Provided material.

------------------------------------------------------------------------

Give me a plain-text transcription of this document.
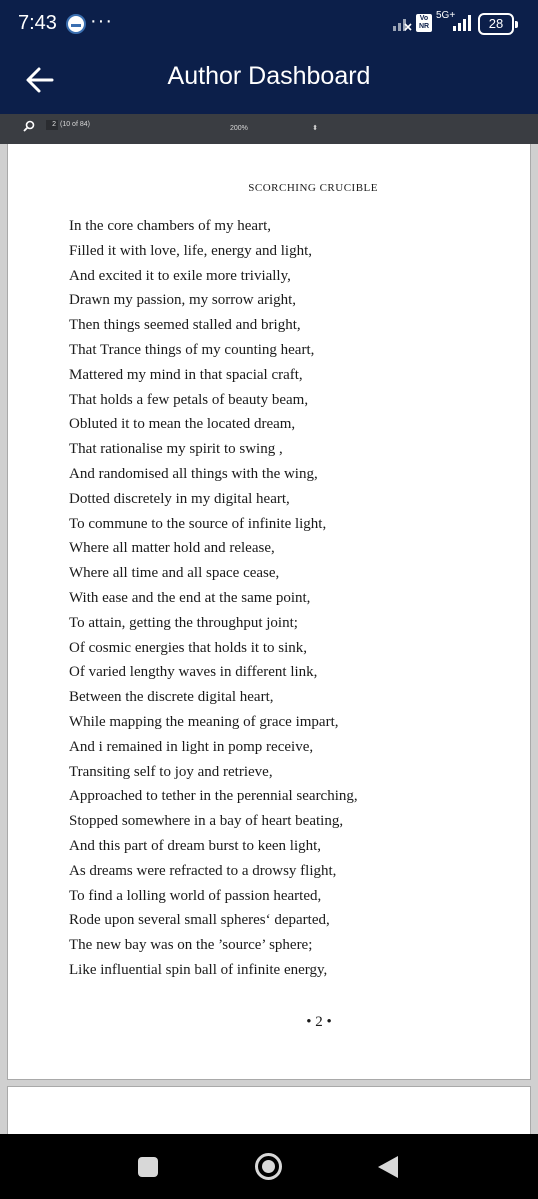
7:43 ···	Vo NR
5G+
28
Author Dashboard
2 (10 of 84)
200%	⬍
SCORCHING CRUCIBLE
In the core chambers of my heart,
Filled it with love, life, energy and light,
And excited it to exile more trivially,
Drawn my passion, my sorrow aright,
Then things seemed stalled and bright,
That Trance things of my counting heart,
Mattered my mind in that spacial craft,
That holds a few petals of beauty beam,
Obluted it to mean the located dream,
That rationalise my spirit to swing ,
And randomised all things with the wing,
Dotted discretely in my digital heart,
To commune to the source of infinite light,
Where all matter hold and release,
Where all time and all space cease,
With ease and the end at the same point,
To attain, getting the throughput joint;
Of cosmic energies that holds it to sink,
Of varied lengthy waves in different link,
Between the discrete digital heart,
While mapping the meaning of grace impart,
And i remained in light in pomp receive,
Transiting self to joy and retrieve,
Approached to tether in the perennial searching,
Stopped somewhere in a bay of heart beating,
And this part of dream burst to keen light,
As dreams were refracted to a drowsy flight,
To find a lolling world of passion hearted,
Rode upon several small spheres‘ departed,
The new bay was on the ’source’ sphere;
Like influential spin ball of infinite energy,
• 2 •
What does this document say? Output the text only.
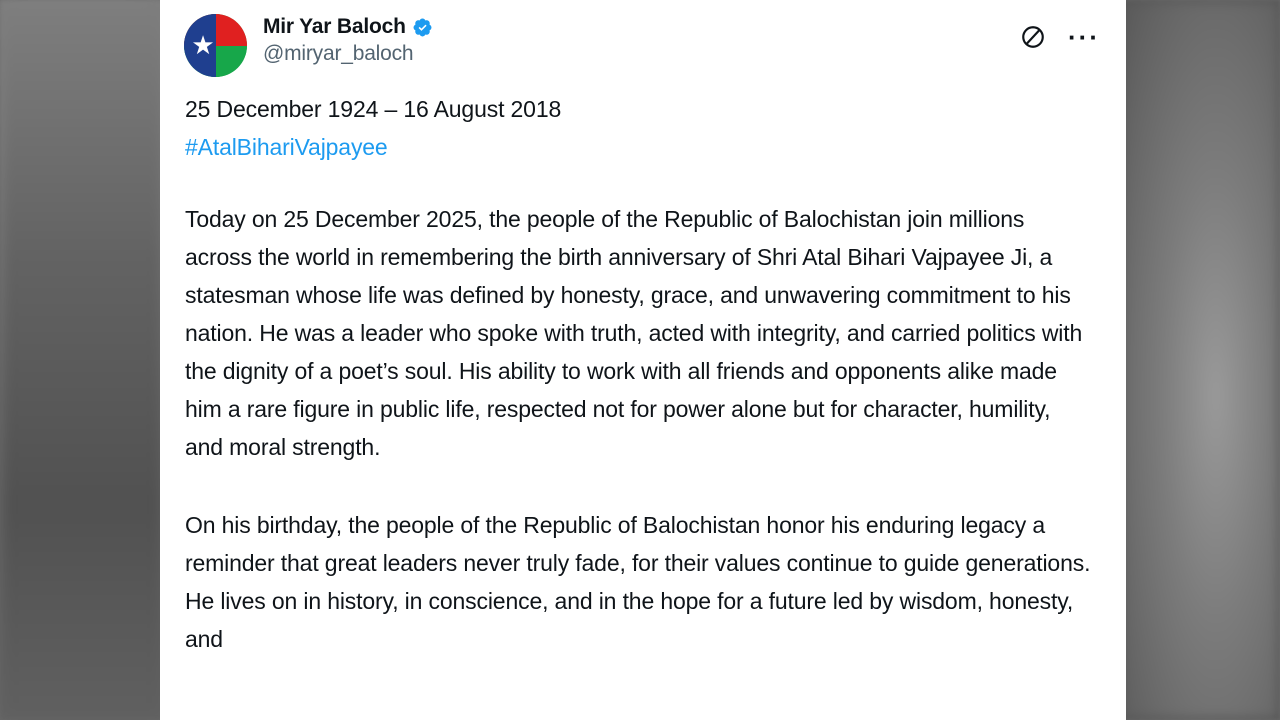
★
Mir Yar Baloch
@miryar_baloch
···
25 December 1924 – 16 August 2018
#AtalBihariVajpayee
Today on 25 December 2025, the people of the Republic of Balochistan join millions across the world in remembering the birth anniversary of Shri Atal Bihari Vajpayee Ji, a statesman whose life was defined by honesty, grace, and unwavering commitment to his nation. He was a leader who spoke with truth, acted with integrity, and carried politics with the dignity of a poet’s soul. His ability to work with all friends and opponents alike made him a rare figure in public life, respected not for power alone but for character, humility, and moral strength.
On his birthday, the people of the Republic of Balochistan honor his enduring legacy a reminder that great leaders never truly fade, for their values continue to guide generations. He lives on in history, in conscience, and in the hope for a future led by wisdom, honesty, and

------------------------------------------------------------------------

Task to complete.
Give the number of lines in the entries that include the string "energy", and nothing more.

Answer for this exercise.
2